* **Task details**
Copy out verbatim every line of the entries below, from the first line down to and including the line that contains "tree-expander[interactable]: + bbox=[42, 975, 54, 987]".

* **Records for this exercise**
* BEGIN *

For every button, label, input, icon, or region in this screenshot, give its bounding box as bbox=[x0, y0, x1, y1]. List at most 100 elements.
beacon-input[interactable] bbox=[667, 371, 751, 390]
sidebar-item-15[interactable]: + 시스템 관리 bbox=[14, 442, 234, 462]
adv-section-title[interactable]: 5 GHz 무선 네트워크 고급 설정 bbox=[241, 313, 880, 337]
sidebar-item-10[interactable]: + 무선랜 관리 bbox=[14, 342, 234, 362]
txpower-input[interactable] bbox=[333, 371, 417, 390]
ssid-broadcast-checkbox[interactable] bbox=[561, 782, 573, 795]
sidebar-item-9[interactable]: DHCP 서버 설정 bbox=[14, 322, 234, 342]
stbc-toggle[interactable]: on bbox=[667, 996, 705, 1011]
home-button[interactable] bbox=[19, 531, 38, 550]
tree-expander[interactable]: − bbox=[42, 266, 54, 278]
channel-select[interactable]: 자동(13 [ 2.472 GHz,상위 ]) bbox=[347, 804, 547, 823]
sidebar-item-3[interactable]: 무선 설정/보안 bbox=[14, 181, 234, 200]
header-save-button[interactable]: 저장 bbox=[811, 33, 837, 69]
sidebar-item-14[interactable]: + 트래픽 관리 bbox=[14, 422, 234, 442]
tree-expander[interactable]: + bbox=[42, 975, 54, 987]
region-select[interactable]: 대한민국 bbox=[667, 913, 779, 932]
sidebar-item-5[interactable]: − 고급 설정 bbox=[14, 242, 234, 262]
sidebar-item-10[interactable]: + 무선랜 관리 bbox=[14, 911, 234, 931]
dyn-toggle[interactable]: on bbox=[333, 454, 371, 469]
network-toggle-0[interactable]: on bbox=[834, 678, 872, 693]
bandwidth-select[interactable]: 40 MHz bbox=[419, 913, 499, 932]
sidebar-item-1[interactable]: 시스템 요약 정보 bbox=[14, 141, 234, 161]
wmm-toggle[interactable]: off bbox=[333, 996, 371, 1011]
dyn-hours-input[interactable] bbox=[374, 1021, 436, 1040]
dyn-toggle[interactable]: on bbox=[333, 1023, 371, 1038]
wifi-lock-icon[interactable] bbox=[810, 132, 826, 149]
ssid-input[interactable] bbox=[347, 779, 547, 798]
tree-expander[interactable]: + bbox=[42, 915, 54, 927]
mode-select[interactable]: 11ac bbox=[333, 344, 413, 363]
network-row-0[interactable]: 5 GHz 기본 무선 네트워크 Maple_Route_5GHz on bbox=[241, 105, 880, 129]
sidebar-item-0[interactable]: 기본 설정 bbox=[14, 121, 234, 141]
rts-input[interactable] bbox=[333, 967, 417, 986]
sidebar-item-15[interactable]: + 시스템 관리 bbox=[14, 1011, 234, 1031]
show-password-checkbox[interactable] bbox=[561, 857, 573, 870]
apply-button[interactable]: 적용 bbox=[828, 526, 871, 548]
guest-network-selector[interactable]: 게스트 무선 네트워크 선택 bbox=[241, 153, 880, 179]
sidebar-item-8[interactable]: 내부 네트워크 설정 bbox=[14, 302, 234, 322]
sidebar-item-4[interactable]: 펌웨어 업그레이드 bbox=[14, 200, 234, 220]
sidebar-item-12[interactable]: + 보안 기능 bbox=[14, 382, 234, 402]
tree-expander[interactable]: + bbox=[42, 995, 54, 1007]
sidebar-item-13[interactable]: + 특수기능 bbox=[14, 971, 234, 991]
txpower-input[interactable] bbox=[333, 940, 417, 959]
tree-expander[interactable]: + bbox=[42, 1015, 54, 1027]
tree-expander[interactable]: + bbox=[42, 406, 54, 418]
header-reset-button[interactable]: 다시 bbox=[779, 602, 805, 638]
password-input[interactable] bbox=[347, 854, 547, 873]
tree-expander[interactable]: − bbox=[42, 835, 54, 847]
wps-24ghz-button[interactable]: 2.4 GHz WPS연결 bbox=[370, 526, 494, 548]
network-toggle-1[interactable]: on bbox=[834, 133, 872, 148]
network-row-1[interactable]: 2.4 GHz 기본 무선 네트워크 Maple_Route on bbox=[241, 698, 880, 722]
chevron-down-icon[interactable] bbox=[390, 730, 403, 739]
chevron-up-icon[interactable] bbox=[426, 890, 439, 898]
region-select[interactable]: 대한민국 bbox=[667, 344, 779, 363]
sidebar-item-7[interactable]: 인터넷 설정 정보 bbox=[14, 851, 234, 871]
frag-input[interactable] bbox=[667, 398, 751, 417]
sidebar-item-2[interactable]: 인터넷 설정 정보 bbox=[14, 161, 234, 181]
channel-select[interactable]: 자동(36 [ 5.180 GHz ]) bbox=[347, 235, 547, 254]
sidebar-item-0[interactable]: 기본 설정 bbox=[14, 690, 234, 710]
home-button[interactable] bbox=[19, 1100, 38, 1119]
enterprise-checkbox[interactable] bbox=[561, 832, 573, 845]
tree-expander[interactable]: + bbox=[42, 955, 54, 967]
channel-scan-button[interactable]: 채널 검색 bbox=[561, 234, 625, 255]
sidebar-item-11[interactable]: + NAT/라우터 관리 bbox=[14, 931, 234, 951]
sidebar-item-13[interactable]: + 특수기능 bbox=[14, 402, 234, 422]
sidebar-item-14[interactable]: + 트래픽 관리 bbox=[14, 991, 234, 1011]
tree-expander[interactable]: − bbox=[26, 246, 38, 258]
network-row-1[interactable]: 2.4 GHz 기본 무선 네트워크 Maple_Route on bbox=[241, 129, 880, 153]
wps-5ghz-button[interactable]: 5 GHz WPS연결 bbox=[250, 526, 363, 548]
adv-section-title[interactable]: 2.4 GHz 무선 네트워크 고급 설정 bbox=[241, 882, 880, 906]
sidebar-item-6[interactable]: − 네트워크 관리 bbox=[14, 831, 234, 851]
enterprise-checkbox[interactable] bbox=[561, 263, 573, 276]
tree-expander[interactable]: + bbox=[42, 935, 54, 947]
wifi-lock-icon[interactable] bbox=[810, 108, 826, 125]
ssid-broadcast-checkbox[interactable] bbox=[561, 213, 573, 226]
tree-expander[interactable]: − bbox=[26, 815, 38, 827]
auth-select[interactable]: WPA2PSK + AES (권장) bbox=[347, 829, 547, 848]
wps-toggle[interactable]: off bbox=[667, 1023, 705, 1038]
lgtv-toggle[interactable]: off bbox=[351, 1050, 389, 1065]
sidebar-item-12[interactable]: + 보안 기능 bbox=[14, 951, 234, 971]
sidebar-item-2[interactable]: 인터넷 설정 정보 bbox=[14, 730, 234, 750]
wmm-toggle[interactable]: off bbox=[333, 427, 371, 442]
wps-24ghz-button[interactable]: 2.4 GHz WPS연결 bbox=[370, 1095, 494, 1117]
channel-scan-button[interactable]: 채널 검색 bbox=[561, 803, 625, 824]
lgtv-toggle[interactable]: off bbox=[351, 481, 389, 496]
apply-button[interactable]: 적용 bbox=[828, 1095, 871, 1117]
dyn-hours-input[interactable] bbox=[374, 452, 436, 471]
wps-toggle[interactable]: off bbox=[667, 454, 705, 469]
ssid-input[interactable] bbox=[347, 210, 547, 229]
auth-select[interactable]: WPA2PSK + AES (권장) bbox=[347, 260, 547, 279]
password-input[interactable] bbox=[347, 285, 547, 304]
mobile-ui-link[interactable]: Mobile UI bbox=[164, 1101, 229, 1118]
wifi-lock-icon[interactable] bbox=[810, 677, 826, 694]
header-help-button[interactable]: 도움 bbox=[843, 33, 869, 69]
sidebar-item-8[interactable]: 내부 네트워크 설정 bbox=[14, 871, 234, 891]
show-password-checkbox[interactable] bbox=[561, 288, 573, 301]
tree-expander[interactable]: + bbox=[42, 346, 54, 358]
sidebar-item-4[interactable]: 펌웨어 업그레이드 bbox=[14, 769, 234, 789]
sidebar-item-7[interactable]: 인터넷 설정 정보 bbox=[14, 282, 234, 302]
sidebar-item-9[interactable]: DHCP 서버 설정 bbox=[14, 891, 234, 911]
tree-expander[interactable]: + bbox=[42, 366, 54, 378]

* END *

* **Task response**
For every button, label, input, icon, or region in this screenshot, give its bounding box as bbox=[x0, y0, x1, y1]. List at most 100 elements.
beacon-input[interactable] bbox=[667, 371, 751, 390]
sidebar-item-15[interactable]: + 시스템 관리 bbox=[14, 442, 234, 462]
adv-section-title[interactable]: 5 GHz 무선 네트워크 고급 설정 bbox=[241, 313, 880, 337]
sidebar-item-10[interactable]: + 무선랜 관리 bbox=[14, 342, 234, 362]
txpower-input[interactable] bbox=[333, 371, 417, 390]
ssid-broadcast-checkbox[interactable] bbox=[561, 782, 573, 795]
sidebar-item-9[interactable]: DHCP 서버 설정 bbox=[14, 322, 234, 342]
stbc-toggle[interactable]: on bbox=[667, 996, 705, 1011]
home-button[interactable] bbox=[19, 531, 38, 550]
tree-expander[interactable]: − bbox=[42, 266, 54, 278]
channel-select[interactable]: 자동(13 [ 2.472 GHz,상위 ]) bbox=[347, 804, 547, 823]
sidebar-item-3[interactable]: 무선 설정/보안 bbox=[14, 181, 234, 200]
header-save-button[interactable]: 저장 bbox=[811, 33, 837, 69]
sidebar-item-14[interactable]: + 트래픽 관리 bbox=[14, 422, 234, 442]
tree-expander[interactable]: + bbox=[42, 975, 54, 987]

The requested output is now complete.